◆ What to work on: Would you output the whole listing below, exactly as it reads?
--- BEGIN Extracted records ---
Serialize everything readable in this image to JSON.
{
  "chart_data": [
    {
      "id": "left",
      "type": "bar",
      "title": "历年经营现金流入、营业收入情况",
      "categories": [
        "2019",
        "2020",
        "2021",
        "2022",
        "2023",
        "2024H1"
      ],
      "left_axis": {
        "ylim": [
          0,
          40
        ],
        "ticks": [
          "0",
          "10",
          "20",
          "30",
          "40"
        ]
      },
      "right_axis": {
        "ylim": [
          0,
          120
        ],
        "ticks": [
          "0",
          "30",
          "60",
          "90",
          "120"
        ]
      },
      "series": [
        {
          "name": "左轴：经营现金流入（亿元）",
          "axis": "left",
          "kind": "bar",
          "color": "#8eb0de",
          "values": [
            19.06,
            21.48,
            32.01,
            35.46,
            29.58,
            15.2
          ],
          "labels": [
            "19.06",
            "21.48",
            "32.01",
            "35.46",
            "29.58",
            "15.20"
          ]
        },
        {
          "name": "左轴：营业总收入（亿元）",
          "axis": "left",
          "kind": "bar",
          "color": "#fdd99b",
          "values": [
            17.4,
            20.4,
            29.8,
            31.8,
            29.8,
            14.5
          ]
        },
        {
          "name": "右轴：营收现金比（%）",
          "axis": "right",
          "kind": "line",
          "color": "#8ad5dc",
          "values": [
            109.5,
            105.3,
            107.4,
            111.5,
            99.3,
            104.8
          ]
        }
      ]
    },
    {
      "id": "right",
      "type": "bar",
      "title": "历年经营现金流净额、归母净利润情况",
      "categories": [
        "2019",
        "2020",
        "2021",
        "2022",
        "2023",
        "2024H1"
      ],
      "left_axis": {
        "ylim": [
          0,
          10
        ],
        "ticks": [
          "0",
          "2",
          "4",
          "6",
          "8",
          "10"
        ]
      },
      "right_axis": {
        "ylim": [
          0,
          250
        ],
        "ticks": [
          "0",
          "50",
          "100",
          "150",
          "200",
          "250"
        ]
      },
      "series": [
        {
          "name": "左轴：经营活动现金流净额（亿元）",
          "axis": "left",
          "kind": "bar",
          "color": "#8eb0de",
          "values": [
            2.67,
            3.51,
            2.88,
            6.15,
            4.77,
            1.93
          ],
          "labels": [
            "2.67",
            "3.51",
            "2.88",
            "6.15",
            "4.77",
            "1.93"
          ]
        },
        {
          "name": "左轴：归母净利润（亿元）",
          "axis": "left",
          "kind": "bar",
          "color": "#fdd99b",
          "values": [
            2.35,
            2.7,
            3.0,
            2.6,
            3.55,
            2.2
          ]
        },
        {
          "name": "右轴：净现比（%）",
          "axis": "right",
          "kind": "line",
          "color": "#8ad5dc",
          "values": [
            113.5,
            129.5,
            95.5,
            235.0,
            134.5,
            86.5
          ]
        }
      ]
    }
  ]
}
--- END Extracted records ---
◆ Final result:
Serialize everything readable in this image to JSON.
{
  "chart_data": [
    {
      "id": "left",
      "type": "bar",
      "title": "历年经营现金流入、营业收入情况",
      "categories": [
        "2019",
        "2020",
        "2021",
        "2022",
        "2023",
        "2024H1"
      ],
      "left_axis": {
        "ylim": [
          0,
          40
        ],
        "ticks": [
          "0",
          "10",
          "20",
          "30",
          "40"
        ]
      },
      "right_axis": {
        "ylim": [
          0,
          120
        ],
        "ticks": [
          "0",
          "30",
          "60",
          "90",
          "120"
        ]
      },
      "series": [
        {
          "name": "左轴：经营现金流入（亿元）",
          "axis": "left",
          "kind": "bar",
          "color": "#8eb0de",
          "values": [
            19.06,
            21.48,
            32.01,
            35.46,
            29.58,
            15.2
          ],
          "labels": [
            "19.06",
            "21.48",
            "32.01",
            "35.46",
            "29.58",
            "15.20"
          ]
        },
        {
          "name": "左轴：营业总收入（亿元）",
          "axis": "left",
          "kind": "bar",
          "color": "#fdd99b",
          "values": [
            17.4,
            20.4,
            29.8,
            31.8,
            29.8,
            14.5
          ]
        },
        {
          "name": "右轴：营收现金比（%）",
          "axis": "right",
          "kind": "line",
          "color": "#8ad5dc",
          "values": [
            109.5,
            105.3,
            107.4,
            111.5,
            99.3,
            104.8
          ]
        }
      ]
    },
    {
      "id": "right",
      "type": "bar",
      "title": "历年经营现金流净额、归母净利润情况",
      "categories": [
        "2019",
        "2020",
        "2021",
        "2022",
        "2023",
        "2024H1"
      ],
      "left_axis": {
        "ylim": [
          0,
          10
        ],
        "ticks": [
          "0",
          "2",
          "4",
          "6",
          "8",
          "10"
        ]
      },
      "right_axis": {
        "ylim": [
          0,
          250
        ],
        "ticks": [
          "0",
          "50",
          "100",
          "150",
          "200",
          "250"
        ]
      },
      "series": [
        {
          "name": "左轴：经营活动现金流净额（亿元）",
          "axis": "left",
          "kind": "bar",
          "color": "#8eb0de",
          "values": [
            2.67,
            3.51,
            2.88,
            6.15,
            4.77,
            1.93
          ],
          "labels": [
            "2.67",
            "3.51",
            "2.88",
            "6.15",
            "4.77",
            "1.93"
          ]
        },
        {
          "name": "左轴：归母净利润（亿元）",
          "axis": "left",
          "kind": "bar",
          "color": "#fdd99b",
          "values": [
            2.35,
            2.7,
            3.0,
            2.6,
            3.55,
            2.2
          ]
        },
        {
          "name": "右轴：净现比（%）",
          "axis": "right",
          "kind": "line",
          "color": "#8ad5dc",
          "values": [
            113.5,
            129.5,
            95.5,
            235.0,
            134.5,
            86.5
          ]
        }
      ]
    }
  ]
}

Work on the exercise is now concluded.